Task goal
How many lines of the records below contain the word "JSON"? Answer with the number alone.

Dataset extract
#####
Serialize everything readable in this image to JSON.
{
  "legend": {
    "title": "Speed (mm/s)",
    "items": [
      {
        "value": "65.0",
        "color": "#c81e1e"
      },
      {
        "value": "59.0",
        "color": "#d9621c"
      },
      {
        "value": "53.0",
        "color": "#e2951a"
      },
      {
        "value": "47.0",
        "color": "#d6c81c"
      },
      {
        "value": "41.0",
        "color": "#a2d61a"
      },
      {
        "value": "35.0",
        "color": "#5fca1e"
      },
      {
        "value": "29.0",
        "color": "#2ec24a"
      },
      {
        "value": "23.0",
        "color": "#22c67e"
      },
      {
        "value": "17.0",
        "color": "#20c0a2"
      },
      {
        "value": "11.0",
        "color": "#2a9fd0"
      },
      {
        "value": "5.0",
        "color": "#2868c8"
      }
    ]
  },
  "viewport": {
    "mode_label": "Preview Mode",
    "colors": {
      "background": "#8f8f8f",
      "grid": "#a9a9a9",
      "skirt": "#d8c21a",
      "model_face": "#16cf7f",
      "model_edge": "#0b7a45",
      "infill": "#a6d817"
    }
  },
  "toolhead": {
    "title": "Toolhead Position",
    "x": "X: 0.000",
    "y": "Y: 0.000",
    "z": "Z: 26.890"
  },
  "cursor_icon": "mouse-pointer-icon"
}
#####
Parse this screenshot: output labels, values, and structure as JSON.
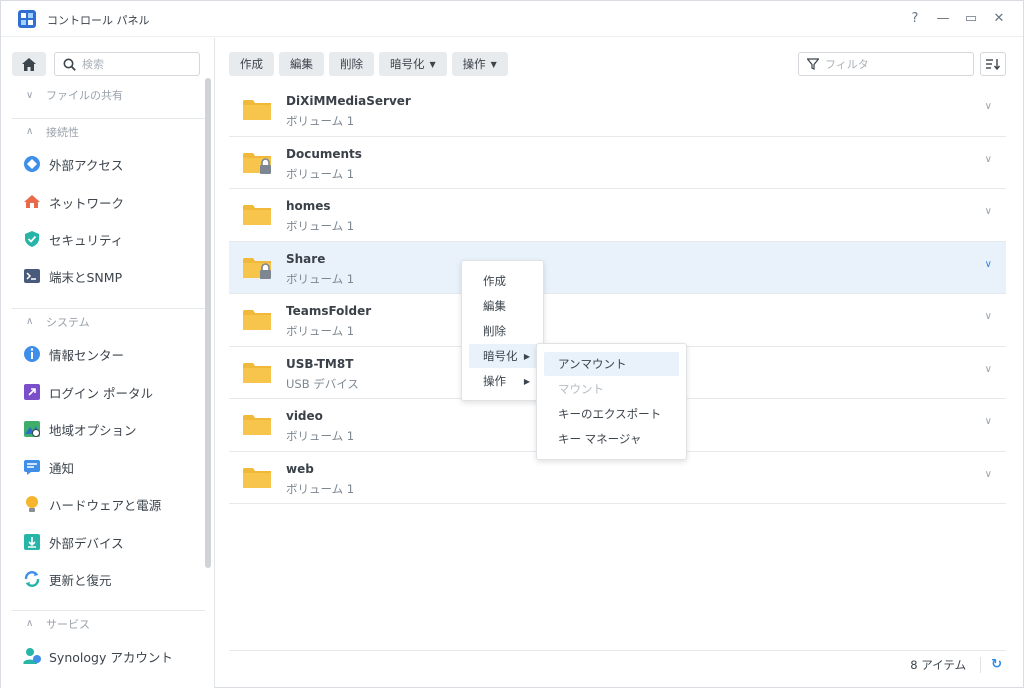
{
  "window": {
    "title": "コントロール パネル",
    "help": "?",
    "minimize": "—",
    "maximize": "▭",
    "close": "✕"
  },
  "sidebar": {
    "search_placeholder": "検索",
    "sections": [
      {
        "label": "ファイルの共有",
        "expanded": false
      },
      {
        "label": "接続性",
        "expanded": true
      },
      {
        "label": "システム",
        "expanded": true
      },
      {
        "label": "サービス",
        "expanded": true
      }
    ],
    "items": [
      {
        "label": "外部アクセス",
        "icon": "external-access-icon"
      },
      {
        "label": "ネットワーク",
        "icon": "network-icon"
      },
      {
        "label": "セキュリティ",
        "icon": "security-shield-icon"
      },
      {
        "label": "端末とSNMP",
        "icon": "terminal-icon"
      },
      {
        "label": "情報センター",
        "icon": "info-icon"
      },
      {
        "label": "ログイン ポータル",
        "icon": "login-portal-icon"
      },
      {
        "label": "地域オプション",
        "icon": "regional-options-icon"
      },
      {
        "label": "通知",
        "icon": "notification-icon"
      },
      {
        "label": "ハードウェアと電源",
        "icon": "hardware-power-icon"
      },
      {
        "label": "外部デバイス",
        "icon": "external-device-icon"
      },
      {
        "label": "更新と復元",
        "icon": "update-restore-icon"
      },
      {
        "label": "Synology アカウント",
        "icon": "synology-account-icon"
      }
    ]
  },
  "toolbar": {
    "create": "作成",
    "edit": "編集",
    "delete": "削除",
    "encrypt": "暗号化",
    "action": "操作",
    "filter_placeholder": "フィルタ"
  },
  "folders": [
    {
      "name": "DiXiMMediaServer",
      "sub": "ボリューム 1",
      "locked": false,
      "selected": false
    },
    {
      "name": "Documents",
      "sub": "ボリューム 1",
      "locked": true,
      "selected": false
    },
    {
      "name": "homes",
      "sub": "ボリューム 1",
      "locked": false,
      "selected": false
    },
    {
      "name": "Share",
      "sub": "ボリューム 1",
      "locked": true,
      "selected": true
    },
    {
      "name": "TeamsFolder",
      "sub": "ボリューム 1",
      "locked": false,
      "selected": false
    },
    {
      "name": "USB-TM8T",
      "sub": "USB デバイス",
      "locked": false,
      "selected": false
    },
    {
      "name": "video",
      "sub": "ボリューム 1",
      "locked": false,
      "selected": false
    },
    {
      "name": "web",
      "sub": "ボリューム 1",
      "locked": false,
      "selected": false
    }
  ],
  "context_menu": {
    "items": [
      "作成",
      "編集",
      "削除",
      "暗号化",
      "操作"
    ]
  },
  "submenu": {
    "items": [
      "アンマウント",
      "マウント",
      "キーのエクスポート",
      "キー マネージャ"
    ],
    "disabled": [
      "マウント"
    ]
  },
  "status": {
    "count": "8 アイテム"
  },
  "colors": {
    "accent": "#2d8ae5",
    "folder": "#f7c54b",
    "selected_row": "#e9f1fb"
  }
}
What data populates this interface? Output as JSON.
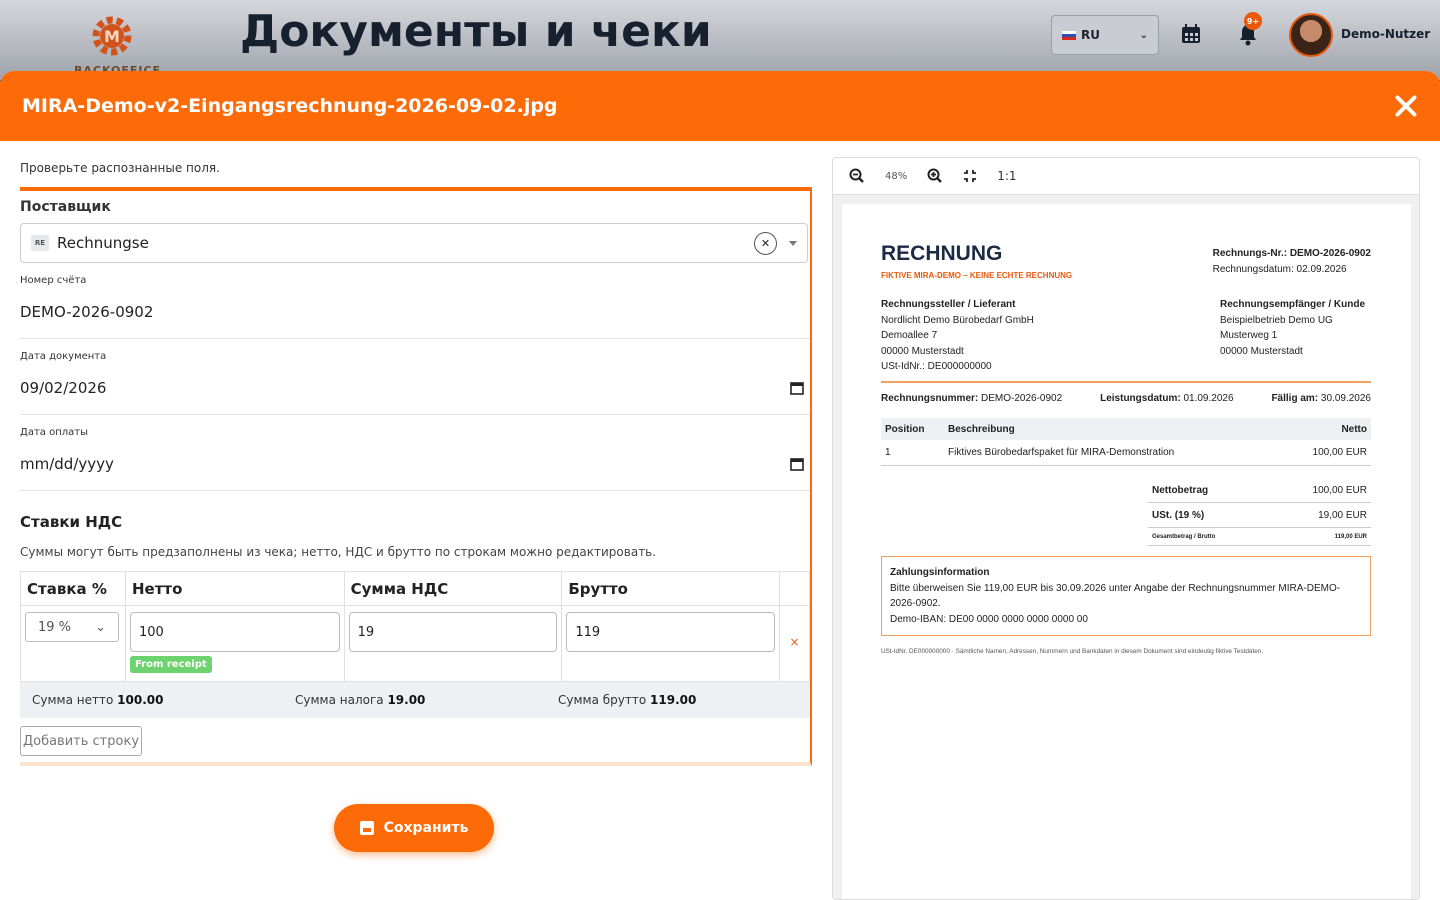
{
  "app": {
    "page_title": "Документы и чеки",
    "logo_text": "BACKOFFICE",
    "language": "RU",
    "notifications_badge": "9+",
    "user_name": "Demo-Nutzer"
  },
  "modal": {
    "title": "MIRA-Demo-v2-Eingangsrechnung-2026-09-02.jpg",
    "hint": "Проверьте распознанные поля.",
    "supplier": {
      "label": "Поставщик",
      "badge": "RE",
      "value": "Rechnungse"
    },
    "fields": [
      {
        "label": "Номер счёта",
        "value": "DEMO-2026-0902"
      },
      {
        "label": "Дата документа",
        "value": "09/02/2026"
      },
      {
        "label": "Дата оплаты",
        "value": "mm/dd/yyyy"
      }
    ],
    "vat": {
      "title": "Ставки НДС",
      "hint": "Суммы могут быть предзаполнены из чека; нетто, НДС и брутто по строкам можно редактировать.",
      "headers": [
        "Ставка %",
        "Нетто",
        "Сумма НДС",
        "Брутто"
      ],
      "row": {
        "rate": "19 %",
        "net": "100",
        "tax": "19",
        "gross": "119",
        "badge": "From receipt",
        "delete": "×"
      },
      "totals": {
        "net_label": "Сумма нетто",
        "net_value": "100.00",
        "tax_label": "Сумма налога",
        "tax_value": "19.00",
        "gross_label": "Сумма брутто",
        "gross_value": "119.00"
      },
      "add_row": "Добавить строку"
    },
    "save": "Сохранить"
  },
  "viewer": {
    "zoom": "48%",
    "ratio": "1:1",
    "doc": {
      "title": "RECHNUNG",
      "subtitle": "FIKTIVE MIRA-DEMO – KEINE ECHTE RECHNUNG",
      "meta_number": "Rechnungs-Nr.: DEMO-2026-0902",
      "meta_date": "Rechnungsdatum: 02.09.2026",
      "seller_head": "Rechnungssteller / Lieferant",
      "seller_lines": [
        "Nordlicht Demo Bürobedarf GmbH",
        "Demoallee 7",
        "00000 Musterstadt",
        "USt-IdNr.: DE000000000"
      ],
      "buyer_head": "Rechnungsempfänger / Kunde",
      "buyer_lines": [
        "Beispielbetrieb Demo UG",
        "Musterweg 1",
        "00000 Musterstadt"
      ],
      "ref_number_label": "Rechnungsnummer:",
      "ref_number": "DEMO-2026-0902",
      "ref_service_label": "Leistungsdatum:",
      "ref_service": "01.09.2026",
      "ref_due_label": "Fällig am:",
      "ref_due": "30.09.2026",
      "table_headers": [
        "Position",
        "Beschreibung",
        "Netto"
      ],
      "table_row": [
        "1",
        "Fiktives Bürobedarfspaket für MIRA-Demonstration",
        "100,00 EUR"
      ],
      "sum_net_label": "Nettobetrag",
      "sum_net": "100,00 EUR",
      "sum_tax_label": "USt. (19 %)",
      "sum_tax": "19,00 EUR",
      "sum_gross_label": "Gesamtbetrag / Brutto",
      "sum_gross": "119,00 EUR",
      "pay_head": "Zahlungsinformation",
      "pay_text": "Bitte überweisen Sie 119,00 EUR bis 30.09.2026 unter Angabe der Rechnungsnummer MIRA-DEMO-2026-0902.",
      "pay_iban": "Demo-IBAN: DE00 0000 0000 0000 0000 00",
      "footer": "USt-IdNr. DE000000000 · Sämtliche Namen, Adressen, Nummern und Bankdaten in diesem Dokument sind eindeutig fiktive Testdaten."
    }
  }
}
#####
Output of the exercise
3